All lines in which the word "name" occurs are to be extracted.

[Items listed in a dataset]
┄┄┄┄┄┄┄┄┄┄┄┄┄┄┄┄┄┄┄┄
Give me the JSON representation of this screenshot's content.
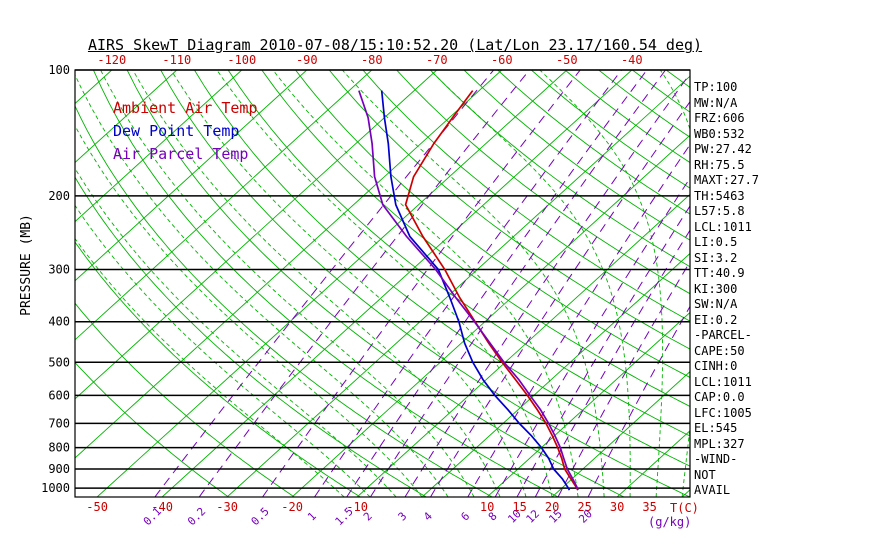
{
  "title": "AIRS SkewT Diagram 2010-07-08/15:10:52.20 (Lat/Lon 23.17/160.54 deg)",
  "legend": {
    "items": [
      {
        "label": "Ambient Air Temp",
        "color": "#cc0000"
      },
      {
        "label": "Dew Point Temp",
        "color": "#0000cc"
      },
      {
        "label": "Air Parcel Temp",
        "color": "#7700bb"
      }
    ]
  },
  "stats": {
    "lines": [
      "TP:100",
      "MW:N/A",
      "FRZ:606",
      "WB0:532",
      "PW:27.42",
      "RH:75.5",
      "MAXT:27.7",
      "TH:5463",
      "L57:5.8",
      "LCL:1011",
      "LI:0.5",
      "SI:3.2",
      "TT:40.9",
      "KI:300",
      "SW:N/A",
      "EI:0.2",
      "-PARCEL-",
      "CAPE:50",
      "CINH:0",
      "LCL:1011",
      "CAP:0.0",
      "LFC:1005",
      "EL:545",
      "MPL:327",
      "-WIND-",
      "NOT",
      "AVAIL"
    ]
  },
  "colors": {
    "green": "#00b400",
    "purple": "#7700bb",
    "red": "#cc0000",
    "black": "#000000",
    "ambient": "#cc0000",
    "dewpoint": "#0000cc",
    "parcel": "#7700bb"
  },
  "axes": {
    "pressure_axis_label": "PRESSURE (MB)",
    "temperature_unit_label": "T(C)",
    "mixing_ratio_unit_label": "(g/kg)"
  },
  "chart_data": {
    "type": "line",
    "variant": "skewt-log-p",
    "title": "AIRS SkewT Diagram 2010-07-08/15:10:52.20 (Lat/Lon 23.17/160.54 deg)",
    "x_axis_label": "T(C)",
    "y_axis_label": "PRESSURE (MB)",
    "y_scale": "log",
    "pressure_range_mb": [
      100,
      1050
    ],
    "pressure_ticks_mb": [
      100,
      200,
      300,
      400,
      500,
      600,
      700,
      800,
      900,
      1000
    ],
    "top_temperature_ticks_c": [
      -120,
      -110,
      -100,
      -90,
      -80,
      -70,
      -60,
      -50,
      -40
    ],
    "bottom_temperature_ticks_c": [
      -50,
      -40,
      -30,
      -20,
      -10,
      10,
      15,
      20,
      25,
      30,
      35
    ],
    "mixing_ratio_lines_g_per_kg": [
      0.1,
      0.2,
      0.5,
      1,
      1.5,
      2,
      3,
      4,
      6,
      8,
      10,
      12,
      15,
      20
    ],
    "isotherms_c": {
      "min": -130,
      "max": 50,
      "step": 10
    },
    "dry_adiabats_theta_k": {
      "min": 240,
      "max": 460,
      "step": 10
    },
    "moist_adiabats_start_c": {
      "min": -12,
      "max": 40,
      "step": 4
    },
    "series": [
      {
        "name": "Ambient Air Temp",
        "color": "#cc0000",
        "points": [
          [
            1011,
            22.8
          ],
          [
            1000,
            22.3
          ],
          [
            950,
            19.8
          ],
          [
            900,
            17.2
          ],
          [
            850,
            15.0
          ],
          [
            800,
            12.5
          ],
          [
            750,
            9.7
          ],
          [
            700,
            6.6
          ],
          [
            650,
            3.0
          ],
          [
            600,
            -1.0
          ],
          [
            550,
            -5.5
          ],
          [
            500,
            -10.5
          ],
          [
            450,
            -15.8
          ],
          [
            400,
            -21.5
          ],
          [
            350,
            -28.0
          ],
          [
            300,
            -35.0
          ],
          [
            250,
            -44.0
          ],
          [
            210,
            -52.0
          ],
          [
            180,
            -55.5
          ],
          [
            150,
            -58.0
          ],
          [
            130,
            -59.5
          ],
          [
            112,
            -61.0
          ]
        ]
      },
      {
        "name": "Dew Point Temp",
        "color": "#0000cc",
        "points": [
          [
            1011,
            21.5
          ],
          [
            1000,
            21.0
          ],
          [
            950,
            18.5
          ],
          [
            900,
            15.5
          ],
          [
            850,
            13.0
          ],
          [
            800,
            10.0
          ],
          [
            750,
            6.5
          ],
          [
            700,
            2.5
          ],
          [
            650,
            -1.5
          ],
          [
            600,
            -6.0
          ],
          [
            550,
            -10.5
          ],
          [
            500,
            -15.0
          ],
          [
            450,
            -19.5
          ],
          [
            400,
            -24.0
          ],
          [
            350,
            -29.5
          ],
          [
            300,
            -36.0
          ],
          [
            250,
            -46.0
          ],
          [
            210,
            -53.5
          ],
          [
            180,
            -59.0
          ],
          [
            150,
            -65.0
          ],
          [
            130,
            -70.0
          ],
          [
            112,
            -75.0
          ]
        ]
      },
      {
        "name": "Air Parcel Temp",
        "color": "#7700bb",
        "points": [
          [
            1011,
            22.8
          ],
          [
            1000,
            22.4
          ],
          [
            950,
            20.1
          ],
          [
            900,
            17.6
          ],
          [
            850,
            15.3
          ],
          [
            800,
            12.9
          ],
          [
            750,
            10.1
          ],
          [
            700,
            7.0
          ],
          [
            650,
            3.5
          ],
          [
            600,
            -0.6
          ],
          [
            550,
            -5.0
          ],
          [
            500,
            -10.2
          ],
          [
            450,
            -15.6
          ],
          [
            400,
            -21.6
          ],
          [
            350,
            -28.6
          ],
          [
            300,
            -36.4
          ],
          [
            250,
            -46.5
          ],
          [
            210,
            -55.5
          ],
          [
            180,
            -61.5
          ],
          [
            150,
            -67.5
          ],
          [
            130,
            -72.5
          ],
          [
            112,
            -78.5
          ]
        ]
      }
    ]
  }
}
┄┄┄┄┄┄┄┄┄┄┄┄┄┄┄┄┄┄┄┄
Response to this task:
        "name": "Ambient Air Temp",
        "name": "Dew Point Temp",
        "name": "Air Parcel Temp",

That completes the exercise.